WHAT IS REQUIRED - Your task is to reproduce the material exactly.

..............................

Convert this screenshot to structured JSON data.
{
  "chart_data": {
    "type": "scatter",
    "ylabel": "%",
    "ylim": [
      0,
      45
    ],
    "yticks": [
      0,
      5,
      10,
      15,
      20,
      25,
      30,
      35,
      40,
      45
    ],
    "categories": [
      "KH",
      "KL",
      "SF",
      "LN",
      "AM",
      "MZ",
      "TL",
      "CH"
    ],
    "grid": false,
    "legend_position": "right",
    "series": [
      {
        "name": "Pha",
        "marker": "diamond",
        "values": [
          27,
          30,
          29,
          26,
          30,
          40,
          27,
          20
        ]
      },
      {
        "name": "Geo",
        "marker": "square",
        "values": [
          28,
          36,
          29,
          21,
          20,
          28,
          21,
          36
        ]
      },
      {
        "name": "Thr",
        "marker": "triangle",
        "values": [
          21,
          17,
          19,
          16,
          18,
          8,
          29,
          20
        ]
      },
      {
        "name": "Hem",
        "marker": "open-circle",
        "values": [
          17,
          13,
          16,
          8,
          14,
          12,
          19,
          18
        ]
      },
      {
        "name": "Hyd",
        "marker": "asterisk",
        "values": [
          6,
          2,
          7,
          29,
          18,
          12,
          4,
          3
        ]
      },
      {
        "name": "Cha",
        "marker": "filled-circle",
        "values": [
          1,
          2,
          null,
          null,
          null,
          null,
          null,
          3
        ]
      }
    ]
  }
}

..............................

RESPONSE -
Convert this screenshot to structured JSON data.
{
  "chart_data": {
    "type": "scatter",
    "ylabel": "%",
    "ylim": [
      0,
      45
    ],
    "yticks": [
      0,
      5,
      10,
      15,
      20,
      25,
      30,
      35,
      40,
      45
    ],
    "categories": [
      "KH",
      "KL",
      "SF",
      "LN",
      "AM",
      "MZ",
      "TL",
      "CH"
    ],
    "grid": false,
    "legend_position": "right",
    "series": [
      {
        "name": "Pha",
        "marker": "diamond",
        "values": [
          27,
          30,
          29,
          26,
          30,
          40,
          27,
          20
        ]
      },
      {
        "name": "Geo",
        "marker": "square",
        "values": [
          28,
          36,
          29,
          21,
          20,
          28,
          21,
          36
        ]
      },
      {
        "name": "Thr",
        "marker": "triangle",
        "values": [
          21,
          17,
          19,
          16,
          18,
          8,
          29,
          20
        ]
      },
      {
        "name": "Hem",
        "marker": "open-circle",
        "values": [
          17,
          13,
          16,
          8,
          14,
          12,
          19,
          18
        ]
      },
      {
        "name": "Hyd",
        "marker": "asterisk",
        "values": [
          6,
          2,
          7,
          29,
          18,
          12,
          4,
          3
        ]
      },
      {
        "name": "Cha",
        "marker": "filled-circle",
        "values": [
          1,
          2,
          null,
          null,
          null,
          null,
          null,
          3
        ]
      }
    ]
  }
}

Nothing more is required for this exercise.